▸ Text excerpt:
+ + + + +

The premise of project based learning (PBL) is autonomy, which has always been the goal of our little home school.  Yet it is this very autonomy which has brought the challenges this term.  Autonomy, much like everything else, is relative.  I have always given the children a lot of say in what they learn, and to a lesser extent how they learn it.  This year’s project based learning has brought with it a significant increase in terms of the role the children have to play in their own education, and a corresponding decrease in my role as their teacher.  I do maintain control over the topic they are to study, and I suppose on the resources available to them to study it with.  Apart from that though, they are on their own, unless they ask for help.

Last term, despite the relative success of our experimentation with PBL, I had highlighted a few areas of improvement.  These included:

  • Shortening the term.  Twelve weeks was too long for such a concentrated effort, so we shortened it to six weeks.  This has been a huge improvement and seems about the right time before we need a break.
  • Ensuring L11 got the support she needed.  L11 works well independently and is very sure of what she wants to do and how to go about it.  However, she likes to have the reassurance of my presence and the availability of help should she need it.  Again, this has worked well this term and she has produced some lovely work, unhurriedly finished and enjoyed from start to end.
  • All of us, bar T12, felt that we needed to define the project with more precise parameters.  The girls hoped this might help to rein them in a bit and not feel too overwhelmed.  This worked well for both C11 and L11.
  • T12 wanted to be totally autonomous with no input at all from me.  I was more than happy to give him that, given in the past he has shown me nothing but hard work and reliability with some fabulous results.  In retrospect, I think it was too soon.  Without any accountability at all, he had no one to help keep the momentum of the project going, and found he had little time to finish his final film.

+ + + + +

▸ Data listing:

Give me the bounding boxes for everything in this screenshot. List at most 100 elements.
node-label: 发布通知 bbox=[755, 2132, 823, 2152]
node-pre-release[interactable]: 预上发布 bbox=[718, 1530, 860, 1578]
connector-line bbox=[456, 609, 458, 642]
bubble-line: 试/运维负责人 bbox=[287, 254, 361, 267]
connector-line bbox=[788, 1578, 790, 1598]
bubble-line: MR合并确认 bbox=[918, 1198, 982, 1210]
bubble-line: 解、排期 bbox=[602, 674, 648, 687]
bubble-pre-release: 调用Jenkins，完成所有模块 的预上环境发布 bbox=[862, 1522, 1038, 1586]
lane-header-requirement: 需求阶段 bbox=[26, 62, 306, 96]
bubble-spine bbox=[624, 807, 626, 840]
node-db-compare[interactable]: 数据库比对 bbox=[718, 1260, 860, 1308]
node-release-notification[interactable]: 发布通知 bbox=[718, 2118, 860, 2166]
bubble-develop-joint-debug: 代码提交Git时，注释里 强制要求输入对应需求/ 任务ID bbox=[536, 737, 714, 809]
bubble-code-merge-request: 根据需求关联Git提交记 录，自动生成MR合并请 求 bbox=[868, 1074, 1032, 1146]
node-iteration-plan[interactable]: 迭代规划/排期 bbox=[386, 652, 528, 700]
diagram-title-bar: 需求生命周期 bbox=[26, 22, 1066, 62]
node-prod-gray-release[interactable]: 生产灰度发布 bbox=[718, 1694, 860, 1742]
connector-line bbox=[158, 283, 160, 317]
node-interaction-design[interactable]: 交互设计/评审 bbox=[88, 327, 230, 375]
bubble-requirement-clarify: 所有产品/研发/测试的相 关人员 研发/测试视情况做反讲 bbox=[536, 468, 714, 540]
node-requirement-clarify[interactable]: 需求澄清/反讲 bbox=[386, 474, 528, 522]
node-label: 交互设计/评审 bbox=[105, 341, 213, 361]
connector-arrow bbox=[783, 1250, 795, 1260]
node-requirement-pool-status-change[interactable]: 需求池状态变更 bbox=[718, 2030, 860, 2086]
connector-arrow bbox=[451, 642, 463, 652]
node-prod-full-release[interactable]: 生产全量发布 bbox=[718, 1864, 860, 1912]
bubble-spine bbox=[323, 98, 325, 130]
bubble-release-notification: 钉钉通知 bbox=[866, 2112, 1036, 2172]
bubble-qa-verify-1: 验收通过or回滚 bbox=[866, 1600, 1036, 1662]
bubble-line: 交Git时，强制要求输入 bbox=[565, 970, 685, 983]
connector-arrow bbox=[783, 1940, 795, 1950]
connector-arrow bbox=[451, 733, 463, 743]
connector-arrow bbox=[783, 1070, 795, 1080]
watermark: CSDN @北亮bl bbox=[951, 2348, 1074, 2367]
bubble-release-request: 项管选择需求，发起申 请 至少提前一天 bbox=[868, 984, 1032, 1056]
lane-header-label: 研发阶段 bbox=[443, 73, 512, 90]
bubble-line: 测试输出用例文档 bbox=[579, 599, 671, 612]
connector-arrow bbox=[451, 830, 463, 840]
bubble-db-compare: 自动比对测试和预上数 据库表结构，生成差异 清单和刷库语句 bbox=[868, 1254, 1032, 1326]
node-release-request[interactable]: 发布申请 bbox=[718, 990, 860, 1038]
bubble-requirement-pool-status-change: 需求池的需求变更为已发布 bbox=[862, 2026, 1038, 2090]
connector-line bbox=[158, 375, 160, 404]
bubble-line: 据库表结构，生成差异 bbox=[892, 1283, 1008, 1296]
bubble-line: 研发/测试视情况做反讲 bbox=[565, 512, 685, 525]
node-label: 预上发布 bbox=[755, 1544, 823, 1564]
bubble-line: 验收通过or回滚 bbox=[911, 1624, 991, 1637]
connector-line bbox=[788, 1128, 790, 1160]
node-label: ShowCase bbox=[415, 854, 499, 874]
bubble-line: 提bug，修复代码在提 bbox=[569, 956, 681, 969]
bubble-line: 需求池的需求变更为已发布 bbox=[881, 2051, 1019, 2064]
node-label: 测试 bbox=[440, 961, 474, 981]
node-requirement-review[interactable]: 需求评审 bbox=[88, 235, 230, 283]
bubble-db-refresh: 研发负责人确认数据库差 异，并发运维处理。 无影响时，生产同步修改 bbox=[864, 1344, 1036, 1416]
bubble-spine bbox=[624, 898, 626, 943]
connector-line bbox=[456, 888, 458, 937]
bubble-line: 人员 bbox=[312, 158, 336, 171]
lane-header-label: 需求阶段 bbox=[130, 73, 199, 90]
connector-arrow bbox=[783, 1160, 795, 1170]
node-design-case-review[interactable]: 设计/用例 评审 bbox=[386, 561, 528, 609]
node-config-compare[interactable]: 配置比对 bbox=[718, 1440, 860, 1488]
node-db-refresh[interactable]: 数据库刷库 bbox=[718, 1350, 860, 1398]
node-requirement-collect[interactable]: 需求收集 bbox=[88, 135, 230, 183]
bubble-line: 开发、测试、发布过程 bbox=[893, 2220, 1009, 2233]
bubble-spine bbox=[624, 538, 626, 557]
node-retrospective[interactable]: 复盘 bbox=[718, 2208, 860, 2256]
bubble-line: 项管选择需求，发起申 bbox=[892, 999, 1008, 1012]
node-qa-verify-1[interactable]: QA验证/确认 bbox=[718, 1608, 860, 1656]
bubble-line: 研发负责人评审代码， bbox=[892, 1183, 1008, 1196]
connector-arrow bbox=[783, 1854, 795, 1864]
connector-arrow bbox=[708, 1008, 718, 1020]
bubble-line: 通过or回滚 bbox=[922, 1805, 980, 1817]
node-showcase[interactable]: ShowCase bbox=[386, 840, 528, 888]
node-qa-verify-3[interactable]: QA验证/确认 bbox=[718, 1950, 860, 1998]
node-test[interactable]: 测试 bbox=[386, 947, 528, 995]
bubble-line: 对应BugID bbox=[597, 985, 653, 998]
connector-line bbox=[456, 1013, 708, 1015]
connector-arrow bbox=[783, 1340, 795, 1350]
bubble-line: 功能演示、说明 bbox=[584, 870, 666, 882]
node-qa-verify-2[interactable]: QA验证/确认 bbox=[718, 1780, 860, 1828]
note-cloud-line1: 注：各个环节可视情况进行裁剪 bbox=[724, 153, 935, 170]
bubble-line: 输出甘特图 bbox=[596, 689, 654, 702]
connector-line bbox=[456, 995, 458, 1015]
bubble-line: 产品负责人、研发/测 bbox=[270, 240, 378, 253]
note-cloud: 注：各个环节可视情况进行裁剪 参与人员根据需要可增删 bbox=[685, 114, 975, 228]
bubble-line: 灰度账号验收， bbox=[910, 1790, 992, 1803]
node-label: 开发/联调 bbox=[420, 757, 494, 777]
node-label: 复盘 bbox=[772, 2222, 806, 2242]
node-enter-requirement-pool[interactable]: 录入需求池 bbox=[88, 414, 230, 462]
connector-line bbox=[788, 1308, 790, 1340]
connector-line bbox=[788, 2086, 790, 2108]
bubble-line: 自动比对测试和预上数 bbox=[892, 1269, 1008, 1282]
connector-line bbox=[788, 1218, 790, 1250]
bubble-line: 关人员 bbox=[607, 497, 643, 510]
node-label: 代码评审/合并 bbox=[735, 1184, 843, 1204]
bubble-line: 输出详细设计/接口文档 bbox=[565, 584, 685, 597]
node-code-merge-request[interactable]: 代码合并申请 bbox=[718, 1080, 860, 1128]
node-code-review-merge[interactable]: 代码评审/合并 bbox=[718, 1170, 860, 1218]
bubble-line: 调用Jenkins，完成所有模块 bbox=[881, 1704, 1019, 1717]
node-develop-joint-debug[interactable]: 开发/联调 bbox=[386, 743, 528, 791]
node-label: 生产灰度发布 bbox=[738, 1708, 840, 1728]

+ + + + +

▸ Exercise details: Reproduce the home-school project-based learning text word for word, from start to finish. The material was drawn from a separate source.

▸ Solution:
The premise of project based learning (PBL) is autonomy, which has always been the goal of our little home school.  Yet it is this very autonomy which has brought the challenges this term.  Autonomy, much like everything else, is relative.  I have always given the children a lot of say in what they learn, and to a lesser extent how they learn it.  This year’s project based learning has brought with it a significant increase in terms of the role the children have to play in their own education, and a corresponding decrease in my role as their teacher.  I do maintain control over the topic they are to study, and I suppose on the resources available to them to study it with.  Apart from that though, they are on their own, unless they ask for help.

Last term, despite the relative success of our experimentation with PBL, I had highlighted a few areas of improvement.  These included:

  • Shortening the term.  Twelve weeks was too long for such a concentrated effort, so we shortened it to six weeks.  This has been a huge improvement and seems about the right time before we need a break.
  • Ensuring L11 got the support she needed.  L11 works well independently and is very sure of what she wants to do and how to go about it.  However, she likes to have the reassurance of my presence and the availability of help should she need it.  Again, this has worked well this term and she has produced some lovely work, unhurriedly finished and enjoyed from start to end.
  • All of us, bar T12, felt that we needed to define the project with more precise parameters.  The girls hoped this might help to rein them in a bit and not feel too overwhelmed.  This worked well for both C11 and L11.
  • T12 wanted to be totally autonomous with no input at all from me.  I was more than happy to give him that, given in the past he has shown me nothing but hard work and reliability with some fabulous results.  In retrospect, I think it was too soon.  Without any accountability at all, he had no one to help keep the momentum of the project going, and found he had little time to finish his final film.